:: Given exercise ::
Copy out all of the data exactly as it appears.

:: Data rows ::
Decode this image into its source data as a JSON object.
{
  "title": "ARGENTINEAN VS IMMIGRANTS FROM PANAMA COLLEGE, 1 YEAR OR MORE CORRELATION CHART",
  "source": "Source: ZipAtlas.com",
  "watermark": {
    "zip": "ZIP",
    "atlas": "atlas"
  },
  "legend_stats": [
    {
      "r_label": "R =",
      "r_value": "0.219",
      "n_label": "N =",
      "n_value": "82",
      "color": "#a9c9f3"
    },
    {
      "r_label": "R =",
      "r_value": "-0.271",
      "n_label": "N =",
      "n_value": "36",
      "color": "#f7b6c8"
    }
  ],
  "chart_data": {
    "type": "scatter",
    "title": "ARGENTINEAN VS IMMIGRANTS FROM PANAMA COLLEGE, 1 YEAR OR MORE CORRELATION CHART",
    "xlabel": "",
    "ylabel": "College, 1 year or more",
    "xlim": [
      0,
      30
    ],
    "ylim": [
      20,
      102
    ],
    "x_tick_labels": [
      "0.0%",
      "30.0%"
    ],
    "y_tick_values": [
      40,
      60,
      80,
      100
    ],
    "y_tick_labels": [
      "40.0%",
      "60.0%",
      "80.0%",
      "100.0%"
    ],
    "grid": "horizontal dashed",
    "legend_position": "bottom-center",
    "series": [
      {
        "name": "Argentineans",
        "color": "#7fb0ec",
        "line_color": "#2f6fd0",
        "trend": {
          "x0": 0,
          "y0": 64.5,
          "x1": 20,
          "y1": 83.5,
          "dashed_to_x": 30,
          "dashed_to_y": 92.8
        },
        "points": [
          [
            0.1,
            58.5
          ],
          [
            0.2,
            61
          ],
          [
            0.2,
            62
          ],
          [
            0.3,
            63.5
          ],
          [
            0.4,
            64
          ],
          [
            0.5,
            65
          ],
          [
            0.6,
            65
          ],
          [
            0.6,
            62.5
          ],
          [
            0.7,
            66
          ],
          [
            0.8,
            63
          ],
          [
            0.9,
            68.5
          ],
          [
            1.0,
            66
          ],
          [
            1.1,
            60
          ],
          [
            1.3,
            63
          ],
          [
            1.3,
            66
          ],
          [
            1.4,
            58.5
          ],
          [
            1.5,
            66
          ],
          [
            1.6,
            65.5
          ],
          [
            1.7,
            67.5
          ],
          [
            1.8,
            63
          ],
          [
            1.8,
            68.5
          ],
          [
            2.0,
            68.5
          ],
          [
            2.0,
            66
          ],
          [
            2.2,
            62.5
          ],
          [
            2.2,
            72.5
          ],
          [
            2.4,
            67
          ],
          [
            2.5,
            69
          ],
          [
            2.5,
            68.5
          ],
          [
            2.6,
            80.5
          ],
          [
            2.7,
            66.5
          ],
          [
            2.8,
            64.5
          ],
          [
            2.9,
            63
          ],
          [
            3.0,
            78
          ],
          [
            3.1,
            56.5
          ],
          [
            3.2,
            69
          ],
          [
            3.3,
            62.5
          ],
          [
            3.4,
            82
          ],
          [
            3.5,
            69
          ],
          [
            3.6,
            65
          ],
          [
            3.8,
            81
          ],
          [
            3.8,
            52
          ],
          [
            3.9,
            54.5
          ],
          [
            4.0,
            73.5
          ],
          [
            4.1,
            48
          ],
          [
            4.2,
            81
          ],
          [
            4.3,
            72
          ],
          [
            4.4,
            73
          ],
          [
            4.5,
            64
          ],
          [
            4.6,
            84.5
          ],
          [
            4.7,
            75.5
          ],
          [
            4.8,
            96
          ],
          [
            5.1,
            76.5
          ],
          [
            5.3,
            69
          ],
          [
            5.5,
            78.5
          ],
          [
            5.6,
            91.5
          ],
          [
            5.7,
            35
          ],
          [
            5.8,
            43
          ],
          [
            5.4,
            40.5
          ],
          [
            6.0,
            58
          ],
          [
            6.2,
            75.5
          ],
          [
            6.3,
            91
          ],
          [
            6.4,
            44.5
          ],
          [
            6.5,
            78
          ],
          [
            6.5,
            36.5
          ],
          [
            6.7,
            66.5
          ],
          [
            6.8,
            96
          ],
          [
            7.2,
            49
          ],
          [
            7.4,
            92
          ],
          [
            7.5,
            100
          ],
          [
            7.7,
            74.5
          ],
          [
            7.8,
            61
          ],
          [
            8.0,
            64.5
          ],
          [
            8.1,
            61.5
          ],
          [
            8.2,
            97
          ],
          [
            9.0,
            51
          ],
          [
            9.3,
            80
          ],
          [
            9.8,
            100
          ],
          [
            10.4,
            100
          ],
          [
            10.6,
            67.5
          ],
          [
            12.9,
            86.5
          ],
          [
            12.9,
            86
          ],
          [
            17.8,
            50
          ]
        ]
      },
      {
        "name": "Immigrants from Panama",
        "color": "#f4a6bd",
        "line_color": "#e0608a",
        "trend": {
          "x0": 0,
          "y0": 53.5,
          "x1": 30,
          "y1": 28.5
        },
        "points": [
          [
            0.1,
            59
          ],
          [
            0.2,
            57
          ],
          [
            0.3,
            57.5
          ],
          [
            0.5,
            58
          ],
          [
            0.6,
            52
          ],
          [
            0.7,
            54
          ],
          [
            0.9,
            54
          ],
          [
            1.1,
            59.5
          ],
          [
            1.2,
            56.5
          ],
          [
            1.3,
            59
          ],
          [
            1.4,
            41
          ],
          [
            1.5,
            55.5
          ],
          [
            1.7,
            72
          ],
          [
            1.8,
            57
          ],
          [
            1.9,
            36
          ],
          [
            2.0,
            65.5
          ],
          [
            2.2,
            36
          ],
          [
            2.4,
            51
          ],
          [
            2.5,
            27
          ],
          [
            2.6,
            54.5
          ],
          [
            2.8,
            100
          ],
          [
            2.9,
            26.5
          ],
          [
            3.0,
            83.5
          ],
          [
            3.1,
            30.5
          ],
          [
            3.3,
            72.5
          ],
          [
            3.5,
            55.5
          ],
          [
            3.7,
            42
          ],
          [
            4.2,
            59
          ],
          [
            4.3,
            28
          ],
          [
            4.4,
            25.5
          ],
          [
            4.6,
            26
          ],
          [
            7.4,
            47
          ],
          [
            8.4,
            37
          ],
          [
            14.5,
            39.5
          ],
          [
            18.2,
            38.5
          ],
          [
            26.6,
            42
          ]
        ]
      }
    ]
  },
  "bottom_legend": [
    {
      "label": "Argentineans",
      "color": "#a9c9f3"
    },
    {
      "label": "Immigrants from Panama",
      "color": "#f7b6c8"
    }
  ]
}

:: Task answer ::
Decode this image into its source data as a JSON object.
{
  "title": "ARGENTINEAN VS IMMIGRANTS FROM PANAMA COLLEGE, 1 YEAR OR MORE CORRELATION CHART",
  "source": "Source: ZipAtlas.com",
  "watermark": {
    "zip": "ZIP",
    "atlas": "atlas"
  },
  "legend_stats": [
    {
      "r_label": "R =",
      "r_value": "0.219",
      "n_label": "N =",
      "n_value": "82",
      "color": "#a9c9f3"
    },
    {
      "r_label": "R =",
      "r_value": "-0.271",
      "n_label": "N =",
      "n_value": "36",
      "color": "#f7b6c8"
    }
  ],
  "chart_data": {
    "type": "scatter",
    "title": "ARGENTINEAN VS IMMIGRANTS FROM PANAMA COLLEGE, 1 YEAR OR MORE CORRELATION CHART",
    "xlabel": "",
    "ylabel": "College, 1 year or more",
    "xlim": [
      0,
      30
    ],
    "ylim": [
      20,
      102
    ],
    "x_tick_labels": [
      "0.0%",
      "30.0%"
    ],
    "y_tick_values": [
      40,
      60,
      80,
      100
    ],
    "y_tick_labels": [
      "40.0%",
      "60.0%",
      "80.0%",
      "100.0%"
    ],
    "grid": "horizontal dashed",
    "legend_position": "bottom-center",
    "series": [
      {
        "name": "Argentineans",
        "color": "#7fb0ec",
        "line_color": "#2f6fd0",
        "trend": {
          "x0": 0,
          "y0": 64.5,
          "x1": 20,
          "y1": 83.5,
          "dashed_to_x": 30,
          "dashed_to_y": 92.8
        },
        "points": [
          [
            0.1,
            58.5
          ],
          [
            0.2,
            61
          ],
          [
            0.2,
            62
          ],
          [
            0.3,
            63.5
          ],
          [
            0.4,
            64
          ],
          [
            0.5,
            65
          ],
          [
            0.6,
            65
          ],
          [
            0.6,
            62.5
          ],
          [
            0.7,
            66
          ],
          [
            0.8,
            63
          ],
          [
            0.9,
            68.5
          ],
          [
            1.0,
            66
          ],
          [
            1.1,
            60
          ],
          [
            1.3,
            63
          ],
          [
            1.3,
            66
          ],
          [
            1.4,
            58.5
          ],
          [
            1.5,
            66
          ],
          [
            1.6,
            65.5
          ],
          [
            1.7,
            67.5
          ],
          [
            1.8,
            63
          ],
          [
            1.8,
            68.5
          ],
          [
            2.0,
            68.5
          ],
          [
            2.0,
            66
          ],
          [
            2.2,
            62.5
          ],
          [
            2.2,
            72.5
          ],
          [
            2.4,
            67
          ],
          [
            2.5,
            69
          ],
          [
            2.5,
            68.5
          ],
          [
            2.6,
            80.5
          ],
          [
            2.7,
            66.5
          ],
          [
            2.8,
            64.5
          ],
          [
            2.9,
            63
          ],
          [
            3.0,
            78
          ],
          [
            3.1,
            56.5
          ],
          [
            3.2,
            69
          ],
          [
            3.3,
            62.5
          ],
          [
            3.4,
            82
          ],
          [
            3.5,
            69
          ],
          [
            3.6,
            65
          ],
          [
            3.8,
            81
          ],
          [
            3.8,
            52
          ],
          [
            3.9,
            54.5
          ],
          [
            4.0,
            73.5
          ],
          [
            4.1,
            48
          ],
          [
            4.2,
            81
          ],
          [
            4.3,
            72
          ],
          [
            4.4,
            73
          ],
          [
            4.5,
            64
          ],
          [
            4.6,
            84.5
          ],
          [
            4.7,
            75.5
          ],
          [
            4.8,
            96
          ],
          [
            5.1,
            76.5
          ],
          [
            5.3,
            69
          ],
          [
            5.5,
            78.5
          ],
          [
            5.6,
            91.5
          ],
          [
            5.7,
            35
          ],
          [
            5.8,
            43
          ],
          [
            5.4,
            40.5
          ],
          [
            6.0,
            58
          ],
          [
            6.2,
            75.5
          ],
          [
            6.3,
            91
          ],
          [
            6.4,
            44.5
          ],
          [
            6.5,
            78
          ],
          [
            6.5,
            36.5
          ],
          [
            6.7,
            66.5
          ],
          [
            6.8,
            96
          ],
          [
            7.2,
            49
          ],
          [
            7.4,
            92
          ],
          [
            7.5,
            100
          ],
          [
            7.7,
            74.5
          ],
          [
            7.8,
            61
          ],
          [
            8.0,
            64.5
          ],
          [
            8.1,
            61.5
          ],
          [
            8.2,
            97
          ],
          [
            9.0,
            51
          ],
          [
            9.3,
            80
          ],
          [
            9.8,
            100
          ],
          [
            10.4,
            100
          ],
          [
            10.6,
            67.5
          ],
          [
            12.9,
            86.5
          ],
          [
            12.9,
            86
          ],
          [
            17.8,
            50
          ]
        ]
      },
      {
        "name": "Immigrants from Panama",
        "color": "#f4a6bd",
        "line_color": "#e0608a",
        "trend": {
          "x0": 0,
          "y0": 53.5,
          "x1": 30,
          "y1": 28.5
        },
        "points": [
          [
            0.1,
            59
          ],
          [
            0.2,
            57
          ],
          [
            0.3,
            57.5
          ],
          [
            0.5,
            58
          ],
          [
            0.6,
            52
          ],
          [
            0.7,
            54
          ],
          [
            0.9,
            54
          ],
          [
            1.1,
            59.5
          ],
          [
            1.2,
            56.5
          ],
          [
            1.3,
            59
          ],
          [
            1.4,
            41
          ],
          [
            1.5,
            55.5
          ],
          [
            1.7,
            72
          ],
          [
            1.8,
            57
          ],
          [
            1.9,
            36
          ],
          [
            2.0,
            65.5
          ],
          [
            2.2,
            36
          ],
          [
            2.4,
            51
          ],
          [
            2.5,
            27
          ],
          [
            2.6,
            54.5
          ],
          [
            2.8,
            100
          ],
          [
            2.9,
            26.5
          ],
          [
            3.0,
            83.5
          ],
          [
            3.1,
            30.5
          ],
          [
            3.3,
            72.5
          ],
          [
            3.5,
            55.5
          ],
          [
            3.7,
            42
          ],
          [
            4.2,
            59
          ],
          [
            4.3,
            28
          ],
          [
            4.4,
            25.5
          ],
          [
            4.6,
            26
          ],
          [
            7.4,
            47
          ],
          [
            8.4,
            37
          ],
          [
            14.5,
            39.5
          ],
          [
            18.2,
            38.5
          ],
          [
            26.6,
            42
          ]
        ]
      }
    ]
  },
  "bottom_legend": [
    {
      "label": "Argentineans",
      "color": "#a9c9f3"
    },
    {
      "label": "Immigrants from Panama",
      "color": "#f7b6c8"
    }
  ]
}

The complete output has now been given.